(begin)
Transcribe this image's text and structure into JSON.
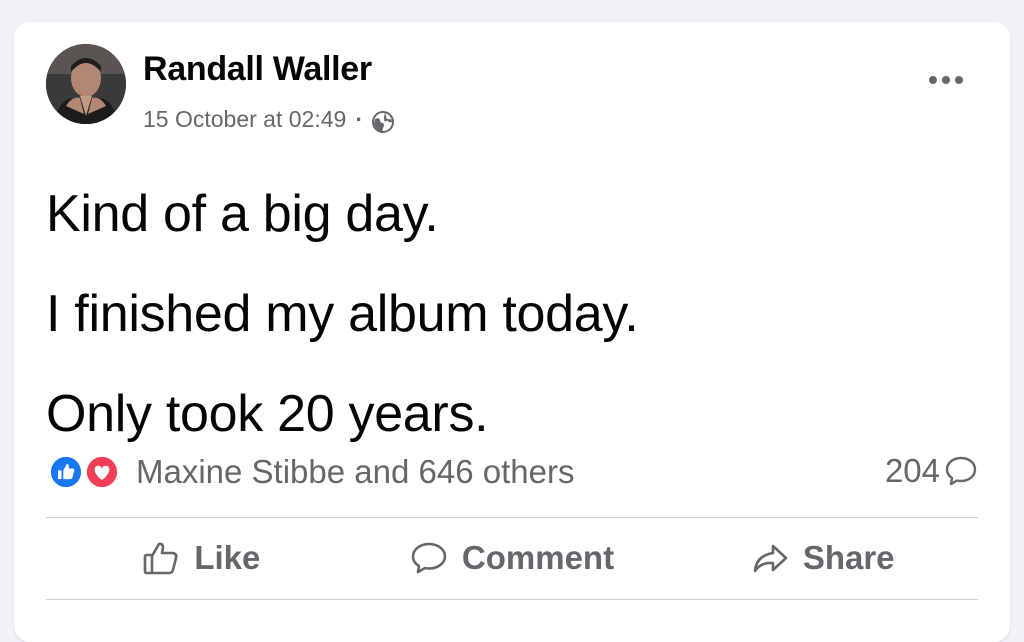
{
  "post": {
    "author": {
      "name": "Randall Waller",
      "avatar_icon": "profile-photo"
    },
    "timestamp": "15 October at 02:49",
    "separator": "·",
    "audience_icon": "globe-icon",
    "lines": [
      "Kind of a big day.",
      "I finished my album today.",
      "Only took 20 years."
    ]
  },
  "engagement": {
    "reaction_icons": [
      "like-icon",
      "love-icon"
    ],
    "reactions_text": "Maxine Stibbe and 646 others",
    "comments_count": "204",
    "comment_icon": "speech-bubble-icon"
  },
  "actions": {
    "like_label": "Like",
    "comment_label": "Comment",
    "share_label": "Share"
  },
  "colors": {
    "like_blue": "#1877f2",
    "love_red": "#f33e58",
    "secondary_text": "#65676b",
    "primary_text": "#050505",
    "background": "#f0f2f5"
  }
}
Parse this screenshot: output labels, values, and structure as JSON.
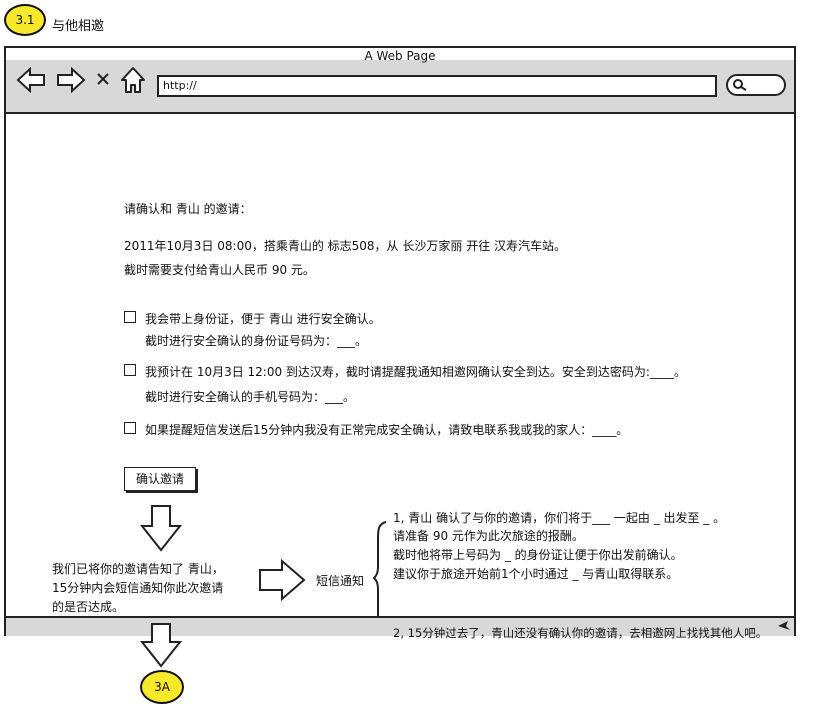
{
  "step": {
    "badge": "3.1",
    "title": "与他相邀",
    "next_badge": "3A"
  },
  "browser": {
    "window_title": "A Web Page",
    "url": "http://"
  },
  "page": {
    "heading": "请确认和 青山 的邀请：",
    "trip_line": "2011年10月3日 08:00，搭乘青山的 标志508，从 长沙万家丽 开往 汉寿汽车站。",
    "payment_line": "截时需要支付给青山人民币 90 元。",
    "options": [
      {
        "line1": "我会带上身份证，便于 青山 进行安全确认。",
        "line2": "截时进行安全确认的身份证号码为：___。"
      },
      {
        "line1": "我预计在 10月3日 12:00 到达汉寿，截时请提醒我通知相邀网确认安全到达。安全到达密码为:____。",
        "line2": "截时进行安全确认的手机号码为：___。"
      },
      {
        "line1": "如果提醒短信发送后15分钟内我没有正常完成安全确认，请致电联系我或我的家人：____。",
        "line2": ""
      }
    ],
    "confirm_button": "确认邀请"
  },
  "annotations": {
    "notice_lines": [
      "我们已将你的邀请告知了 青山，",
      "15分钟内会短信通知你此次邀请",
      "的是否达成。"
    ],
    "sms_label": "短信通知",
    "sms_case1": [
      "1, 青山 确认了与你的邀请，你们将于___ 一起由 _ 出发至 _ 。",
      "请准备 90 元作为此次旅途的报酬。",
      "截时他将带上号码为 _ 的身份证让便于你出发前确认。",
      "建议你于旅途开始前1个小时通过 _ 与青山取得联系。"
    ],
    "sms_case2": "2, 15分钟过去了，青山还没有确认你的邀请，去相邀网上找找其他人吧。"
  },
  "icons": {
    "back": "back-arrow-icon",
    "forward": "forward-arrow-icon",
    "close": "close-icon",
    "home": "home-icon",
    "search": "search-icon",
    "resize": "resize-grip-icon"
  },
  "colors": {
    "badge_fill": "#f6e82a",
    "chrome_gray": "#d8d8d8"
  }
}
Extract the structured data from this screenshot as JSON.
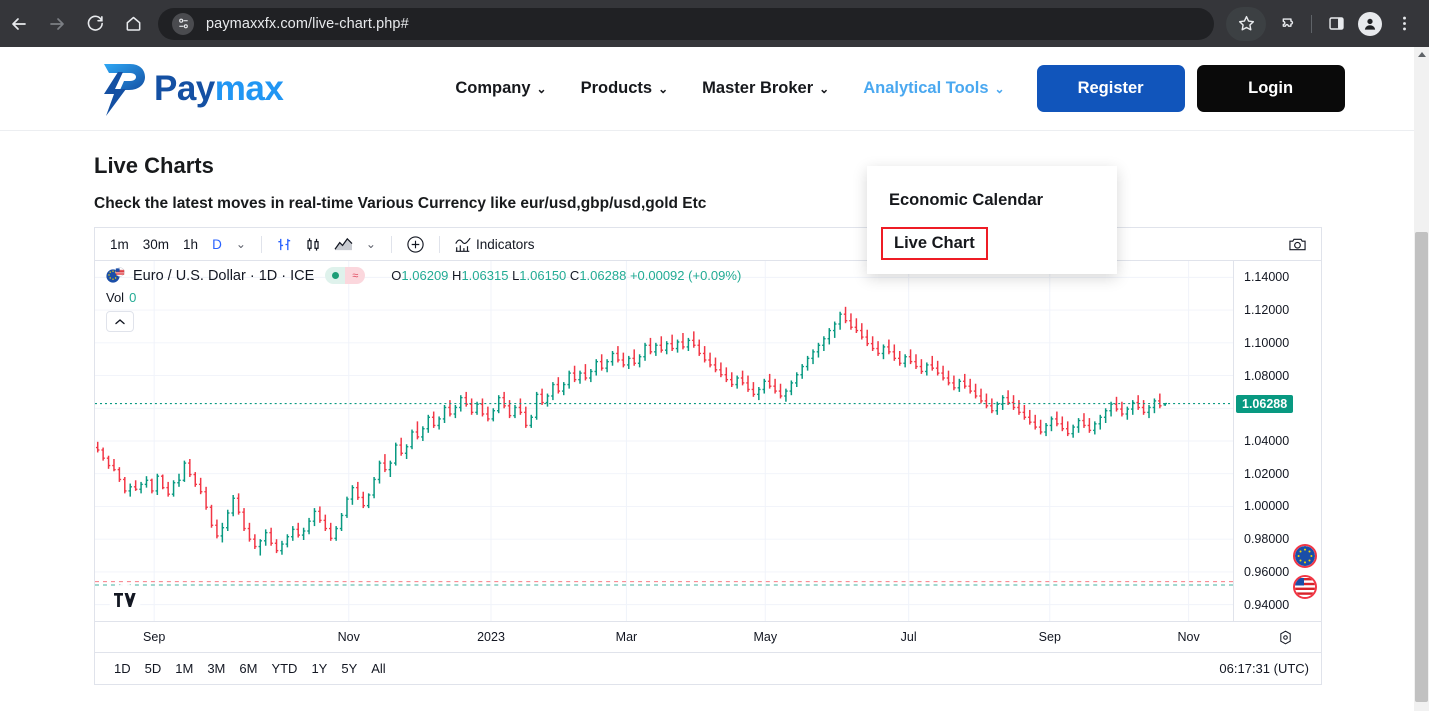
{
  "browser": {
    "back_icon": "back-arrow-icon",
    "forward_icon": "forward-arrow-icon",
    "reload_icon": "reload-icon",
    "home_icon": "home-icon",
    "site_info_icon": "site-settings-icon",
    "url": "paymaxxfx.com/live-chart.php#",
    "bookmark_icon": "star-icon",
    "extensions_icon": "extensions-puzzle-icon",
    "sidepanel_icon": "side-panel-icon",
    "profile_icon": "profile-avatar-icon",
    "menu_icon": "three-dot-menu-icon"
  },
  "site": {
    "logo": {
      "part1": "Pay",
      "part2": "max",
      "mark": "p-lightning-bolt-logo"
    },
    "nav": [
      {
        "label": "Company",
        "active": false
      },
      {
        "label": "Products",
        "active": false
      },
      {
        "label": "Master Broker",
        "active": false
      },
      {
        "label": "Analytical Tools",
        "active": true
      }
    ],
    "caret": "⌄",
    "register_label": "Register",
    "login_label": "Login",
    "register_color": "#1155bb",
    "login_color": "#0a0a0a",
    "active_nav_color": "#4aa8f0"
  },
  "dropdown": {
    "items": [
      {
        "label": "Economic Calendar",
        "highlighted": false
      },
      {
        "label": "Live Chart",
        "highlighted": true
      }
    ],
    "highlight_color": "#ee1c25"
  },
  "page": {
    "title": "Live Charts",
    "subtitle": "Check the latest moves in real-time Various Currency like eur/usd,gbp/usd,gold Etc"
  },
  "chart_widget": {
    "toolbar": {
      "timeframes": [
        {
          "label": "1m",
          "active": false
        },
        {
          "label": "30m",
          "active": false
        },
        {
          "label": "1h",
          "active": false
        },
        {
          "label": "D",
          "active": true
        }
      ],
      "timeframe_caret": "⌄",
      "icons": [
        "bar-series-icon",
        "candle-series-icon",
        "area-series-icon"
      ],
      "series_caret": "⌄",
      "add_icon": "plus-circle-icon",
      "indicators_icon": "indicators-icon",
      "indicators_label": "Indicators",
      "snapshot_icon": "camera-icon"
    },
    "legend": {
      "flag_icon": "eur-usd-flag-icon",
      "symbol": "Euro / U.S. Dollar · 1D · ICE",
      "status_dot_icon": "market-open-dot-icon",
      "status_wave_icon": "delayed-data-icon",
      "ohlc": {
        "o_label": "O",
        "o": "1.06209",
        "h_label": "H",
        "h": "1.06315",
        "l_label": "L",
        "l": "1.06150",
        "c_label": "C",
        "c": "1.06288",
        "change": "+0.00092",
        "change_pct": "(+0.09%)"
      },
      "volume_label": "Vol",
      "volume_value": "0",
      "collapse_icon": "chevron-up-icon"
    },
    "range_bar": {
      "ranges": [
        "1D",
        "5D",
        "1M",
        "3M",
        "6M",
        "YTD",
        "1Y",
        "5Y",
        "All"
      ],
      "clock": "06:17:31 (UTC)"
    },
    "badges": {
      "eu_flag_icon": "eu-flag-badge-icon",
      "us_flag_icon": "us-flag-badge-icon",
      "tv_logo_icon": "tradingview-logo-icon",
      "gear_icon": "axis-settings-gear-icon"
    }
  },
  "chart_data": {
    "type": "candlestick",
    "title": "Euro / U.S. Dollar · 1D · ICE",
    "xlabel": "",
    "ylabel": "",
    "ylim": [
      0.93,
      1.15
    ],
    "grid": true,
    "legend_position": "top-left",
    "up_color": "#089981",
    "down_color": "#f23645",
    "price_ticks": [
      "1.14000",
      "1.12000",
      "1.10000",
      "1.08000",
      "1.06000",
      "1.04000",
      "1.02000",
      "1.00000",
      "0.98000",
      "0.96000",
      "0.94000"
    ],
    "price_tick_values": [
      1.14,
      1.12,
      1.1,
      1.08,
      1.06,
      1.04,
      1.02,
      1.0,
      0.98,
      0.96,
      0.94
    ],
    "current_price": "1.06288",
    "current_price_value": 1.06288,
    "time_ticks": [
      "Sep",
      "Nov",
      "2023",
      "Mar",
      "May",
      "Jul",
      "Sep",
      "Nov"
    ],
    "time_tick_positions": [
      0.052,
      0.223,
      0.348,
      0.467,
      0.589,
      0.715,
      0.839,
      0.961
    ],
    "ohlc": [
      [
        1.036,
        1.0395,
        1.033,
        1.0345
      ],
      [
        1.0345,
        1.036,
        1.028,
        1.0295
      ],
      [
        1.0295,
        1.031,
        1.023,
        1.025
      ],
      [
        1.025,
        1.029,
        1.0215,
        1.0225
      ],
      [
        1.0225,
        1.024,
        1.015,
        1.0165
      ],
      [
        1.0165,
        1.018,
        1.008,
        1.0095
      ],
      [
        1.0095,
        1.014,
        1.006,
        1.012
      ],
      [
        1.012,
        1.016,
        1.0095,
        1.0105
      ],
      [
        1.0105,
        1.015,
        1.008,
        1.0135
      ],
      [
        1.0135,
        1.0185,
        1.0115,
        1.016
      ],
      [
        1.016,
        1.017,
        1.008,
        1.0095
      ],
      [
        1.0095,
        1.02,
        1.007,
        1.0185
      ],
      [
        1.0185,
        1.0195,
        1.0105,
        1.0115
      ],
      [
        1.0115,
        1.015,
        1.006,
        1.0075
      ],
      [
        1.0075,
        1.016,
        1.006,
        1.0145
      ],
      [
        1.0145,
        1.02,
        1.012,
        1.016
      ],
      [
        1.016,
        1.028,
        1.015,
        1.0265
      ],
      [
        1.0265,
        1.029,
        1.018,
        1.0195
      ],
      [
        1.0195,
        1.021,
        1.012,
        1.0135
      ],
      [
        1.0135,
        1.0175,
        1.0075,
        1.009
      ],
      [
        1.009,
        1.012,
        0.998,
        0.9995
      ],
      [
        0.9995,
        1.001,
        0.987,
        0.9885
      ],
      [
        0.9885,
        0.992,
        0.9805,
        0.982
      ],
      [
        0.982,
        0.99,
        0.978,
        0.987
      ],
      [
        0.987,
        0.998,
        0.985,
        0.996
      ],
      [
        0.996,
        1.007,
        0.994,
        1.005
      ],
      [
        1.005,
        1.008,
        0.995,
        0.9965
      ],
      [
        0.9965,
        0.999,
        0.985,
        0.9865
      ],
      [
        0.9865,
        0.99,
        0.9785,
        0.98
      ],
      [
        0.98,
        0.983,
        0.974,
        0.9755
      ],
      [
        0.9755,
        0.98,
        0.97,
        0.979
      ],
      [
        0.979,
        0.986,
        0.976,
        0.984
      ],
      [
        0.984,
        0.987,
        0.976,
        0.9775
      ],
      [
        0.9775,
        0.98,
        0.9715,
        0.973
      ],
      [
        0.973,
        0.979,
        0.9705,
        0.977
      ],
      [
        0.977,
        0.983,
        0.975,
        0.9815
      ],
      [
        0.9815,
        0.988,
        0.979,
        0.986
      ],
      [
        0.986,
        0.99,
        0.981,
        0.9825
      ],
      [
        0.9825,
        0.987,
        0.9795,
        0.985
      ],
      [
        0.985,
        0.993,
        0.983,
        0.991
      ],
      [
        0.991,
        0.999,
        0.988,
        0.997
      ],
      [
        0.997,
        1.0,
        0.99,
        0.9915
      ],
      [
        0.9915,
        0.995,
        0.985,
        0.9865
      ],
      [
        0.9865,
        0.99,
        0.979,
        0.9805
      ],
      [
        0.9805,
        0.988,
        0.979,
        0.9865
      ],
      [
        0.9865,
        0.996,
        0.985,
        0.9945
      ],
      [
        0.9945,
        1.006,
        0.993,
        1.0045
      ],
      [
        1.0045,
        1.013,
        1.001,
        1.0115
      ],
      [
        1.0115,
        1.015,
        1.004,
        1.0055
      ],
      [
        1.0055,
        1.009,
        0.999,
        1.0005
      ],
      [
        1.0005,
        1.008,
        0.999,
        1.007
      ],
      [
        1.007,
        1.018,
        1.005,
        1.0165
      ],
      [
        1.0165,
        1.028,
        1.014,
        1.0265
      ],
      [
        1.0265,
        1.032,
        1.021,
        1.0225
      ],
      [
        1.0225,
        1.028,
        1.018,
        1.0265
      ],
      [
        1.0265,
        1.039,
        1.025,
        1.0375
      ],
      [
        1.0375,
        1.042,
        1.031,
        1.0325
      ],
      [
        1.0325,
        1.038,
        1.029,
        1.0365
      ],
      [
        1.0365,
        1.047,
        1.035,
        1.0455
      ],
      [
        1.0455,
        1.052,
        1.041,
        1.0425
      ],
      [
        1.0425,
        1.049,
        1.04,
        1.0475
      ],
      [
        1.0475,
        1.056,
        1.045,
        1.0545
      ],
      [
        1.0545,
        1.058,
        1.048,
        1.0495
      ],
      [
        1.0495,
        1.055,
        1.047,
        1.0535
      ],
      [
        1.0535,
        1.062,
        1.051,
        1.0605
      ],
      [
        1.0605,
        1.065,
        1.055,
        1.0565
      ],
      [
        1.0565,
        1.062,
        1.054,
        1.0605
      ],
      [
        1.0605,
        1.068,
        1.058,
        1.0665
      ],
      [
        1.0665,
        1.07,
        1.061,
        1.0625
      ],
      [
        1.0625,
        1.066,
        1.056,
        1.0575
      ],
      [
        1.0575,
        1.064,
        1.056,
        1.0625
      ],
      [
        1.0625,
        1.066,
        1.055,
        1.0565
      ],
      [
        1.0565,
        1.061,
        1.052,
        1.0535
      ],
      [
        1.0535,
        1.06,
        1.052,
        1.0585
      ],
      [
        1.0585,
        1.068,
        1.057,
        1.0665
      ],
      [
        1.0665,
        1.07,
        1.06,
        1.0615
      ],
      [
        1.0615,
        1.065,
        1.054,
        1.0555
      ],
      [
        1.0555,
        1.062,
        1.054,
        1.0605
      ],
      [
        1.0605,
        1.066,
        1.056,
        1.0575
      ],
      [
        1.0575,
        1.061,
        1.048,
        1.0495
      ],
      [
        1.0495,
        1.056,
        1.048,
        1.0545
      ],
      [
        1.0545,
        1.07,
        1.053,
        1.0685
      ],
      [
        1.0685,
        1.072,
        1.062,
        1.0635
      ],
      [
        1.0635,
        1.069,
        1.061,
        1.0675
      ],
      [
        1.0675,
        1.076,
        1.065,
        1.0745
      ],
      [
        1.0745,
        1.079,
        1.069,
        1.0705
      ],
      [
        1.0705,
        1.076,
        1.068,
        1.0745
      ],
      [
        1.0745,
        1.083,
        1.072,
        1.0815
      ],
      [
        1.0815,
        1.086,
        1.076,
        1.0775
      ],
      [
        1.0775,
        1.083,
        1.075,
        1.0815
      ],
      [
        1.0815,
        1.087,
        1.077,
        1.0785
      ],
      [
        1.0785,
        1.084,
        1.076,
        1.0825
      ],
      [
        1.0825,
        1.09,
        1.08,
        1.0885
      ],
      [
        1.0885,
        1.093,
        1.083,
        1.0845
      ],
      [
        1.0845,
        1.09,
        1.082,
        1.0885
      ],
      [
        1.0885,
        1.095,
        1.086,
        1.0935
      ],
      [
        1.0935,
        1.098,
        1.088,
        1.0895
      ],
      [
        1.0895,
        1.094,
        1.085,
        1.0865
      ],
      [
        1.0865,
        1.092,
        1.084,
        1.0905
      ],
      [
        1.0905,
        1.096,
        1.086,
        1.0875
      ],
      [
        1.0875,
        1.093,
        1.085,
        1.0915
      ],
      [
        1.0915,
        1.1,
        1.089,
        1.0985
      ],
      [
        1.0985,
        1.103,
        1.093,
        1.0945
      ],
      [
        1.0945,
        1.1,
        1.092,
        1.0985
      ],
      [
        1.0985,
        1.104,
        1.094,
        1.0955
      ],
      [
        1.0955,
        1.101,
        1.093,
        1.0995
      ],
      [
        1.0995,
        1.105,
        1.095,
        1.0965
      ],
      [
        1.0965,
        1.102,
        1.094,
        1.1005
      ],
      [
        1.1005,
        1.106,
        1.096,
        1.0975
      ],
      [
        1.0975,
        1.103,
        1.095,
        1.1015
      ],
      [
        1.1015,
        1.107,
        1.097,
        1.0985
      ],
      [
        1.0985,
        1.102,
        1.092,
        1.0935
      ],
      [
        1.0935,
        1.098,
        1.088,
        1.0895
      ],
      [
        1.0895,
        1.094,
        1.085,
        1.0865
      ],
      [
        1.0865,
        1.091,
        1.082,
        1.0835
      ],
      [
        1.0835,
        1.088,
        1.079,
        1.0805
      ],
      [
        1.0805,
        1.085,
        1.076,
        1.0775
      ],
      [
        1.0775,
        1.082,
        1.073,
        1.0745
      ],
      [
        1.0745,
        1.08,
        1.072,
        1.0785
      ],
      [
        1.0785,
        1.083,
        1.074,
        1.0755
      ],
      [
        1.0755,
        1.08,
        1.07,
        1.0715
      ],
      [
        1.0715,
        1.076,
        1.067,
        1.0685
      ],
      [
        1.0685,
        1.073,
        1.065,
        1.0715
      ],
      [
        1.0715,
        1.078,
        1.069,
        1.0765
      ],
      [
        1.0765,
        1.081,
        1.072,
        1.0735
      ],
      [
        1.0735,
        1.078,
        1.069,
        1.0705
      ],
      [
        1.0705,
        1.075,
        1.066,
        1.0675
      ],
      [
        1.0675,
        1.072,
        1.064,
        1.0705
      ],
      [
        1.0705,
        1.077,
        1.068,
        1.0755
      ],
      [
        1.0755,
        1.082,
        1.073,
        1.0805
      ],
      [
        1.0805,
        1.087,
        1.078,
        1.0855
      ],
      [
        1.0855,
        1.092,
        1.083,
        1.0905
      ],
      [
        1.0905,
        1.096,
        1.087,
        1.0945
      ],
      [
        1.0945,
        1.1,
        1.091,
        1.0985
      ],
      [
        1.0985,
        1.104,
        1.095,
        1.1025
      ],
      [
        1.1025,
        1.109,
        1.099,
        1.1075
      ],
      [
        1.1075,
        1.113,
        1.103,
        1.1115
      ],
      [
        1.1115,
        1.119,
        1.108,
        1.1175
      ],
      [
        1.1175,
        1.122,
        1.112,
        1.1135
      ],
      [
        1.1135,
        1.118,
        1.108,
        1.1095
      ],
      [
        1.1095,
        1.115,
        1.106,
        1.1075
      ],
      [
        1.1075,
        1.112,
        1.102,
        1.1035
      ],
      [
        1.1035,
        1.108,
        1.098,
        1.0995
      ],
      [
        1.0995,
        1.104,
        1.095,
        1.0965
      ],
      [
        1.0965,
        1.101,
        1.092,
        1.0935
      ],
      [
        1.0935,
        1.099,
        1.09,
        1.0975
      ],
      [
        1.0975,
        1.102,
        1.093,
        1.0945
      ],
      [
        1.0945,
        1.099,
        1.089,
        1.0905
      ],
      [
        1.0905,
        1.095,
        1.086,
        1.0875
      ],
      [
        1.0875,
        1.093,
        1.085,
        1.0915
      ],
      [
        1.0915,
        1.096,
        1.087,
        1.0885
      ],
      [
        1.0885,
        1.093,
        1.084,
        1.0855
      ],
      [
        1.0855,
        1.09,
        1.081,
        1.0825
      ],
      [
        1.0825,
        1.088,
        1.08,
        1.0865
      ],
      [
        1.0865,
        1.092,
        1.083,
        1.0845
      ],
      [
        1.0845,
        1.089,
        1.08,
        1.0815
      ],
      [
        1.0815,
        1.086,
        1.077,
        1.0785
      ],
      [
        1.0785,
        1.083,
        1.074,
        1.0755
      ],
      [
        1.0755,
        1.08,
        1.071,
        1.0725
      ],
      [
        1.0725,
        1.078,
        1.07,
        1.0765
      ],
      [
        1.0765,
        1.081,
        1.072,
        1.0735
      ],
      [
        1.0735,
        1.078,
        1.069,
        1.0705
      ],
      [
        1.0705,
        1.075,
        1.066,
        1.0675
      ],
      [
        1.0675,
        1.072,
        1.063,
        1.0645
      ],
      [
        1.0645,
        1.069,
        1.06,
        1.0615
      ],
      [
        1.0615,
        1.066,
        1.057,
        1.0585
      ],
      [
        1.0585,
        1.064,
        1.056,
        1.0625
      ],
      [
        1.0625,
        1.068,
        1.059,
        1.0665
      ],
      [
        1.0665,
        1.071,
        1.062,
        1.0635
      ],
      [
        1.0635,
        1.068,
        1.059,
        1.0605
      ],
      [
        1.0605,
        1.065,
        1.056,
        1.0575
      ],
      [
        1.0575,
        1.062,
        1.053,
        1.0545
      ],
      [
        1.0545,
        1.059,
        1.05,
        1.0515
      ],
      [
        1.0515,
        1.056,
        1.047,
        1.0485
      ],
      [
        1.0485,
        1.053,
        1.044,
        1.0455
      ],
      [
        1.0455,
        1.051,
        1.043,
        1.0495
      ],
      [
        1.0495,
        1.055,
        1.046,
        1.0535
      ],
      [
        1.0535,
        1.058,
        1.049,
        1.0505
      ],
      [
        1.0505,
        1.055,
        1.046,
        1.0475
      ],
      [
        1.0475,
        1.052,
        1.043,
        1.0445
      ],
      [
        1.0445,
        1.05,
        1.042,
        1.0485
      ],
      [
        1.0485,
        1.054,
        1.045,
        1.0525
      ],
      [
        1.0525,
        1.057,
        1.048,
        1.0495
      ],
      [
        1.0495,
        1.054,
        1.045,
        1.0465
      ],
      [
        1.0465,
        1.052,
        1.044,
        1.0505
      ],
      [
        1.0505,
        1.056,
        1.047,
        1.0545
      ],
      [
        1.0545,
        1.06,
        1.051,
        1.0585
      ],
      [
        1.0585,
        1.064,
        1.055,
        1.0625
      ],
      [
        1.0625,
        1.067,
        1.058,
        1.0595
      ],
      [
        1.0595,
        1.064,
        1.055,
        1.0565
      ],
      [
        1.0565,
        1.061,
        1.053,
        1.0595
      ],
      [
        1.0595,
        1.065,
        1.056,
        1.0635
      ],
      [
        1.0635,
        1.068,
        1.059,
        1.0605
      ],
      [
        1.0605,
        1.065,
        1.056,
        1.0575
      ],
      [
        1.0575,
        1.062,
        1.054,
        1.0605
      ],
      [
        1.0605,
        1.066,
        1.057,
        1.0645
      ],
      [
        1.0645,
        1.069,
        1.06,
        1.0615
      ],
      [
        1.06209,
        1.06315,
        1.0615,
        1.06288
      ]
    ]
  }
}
(end)
* What the task requires
Point out every line holding the string "settings" and copy it.

* Task solution
    "site_info_icon": "site-settings-icon",
      "gear_icon": "axis-settings-gear-icon"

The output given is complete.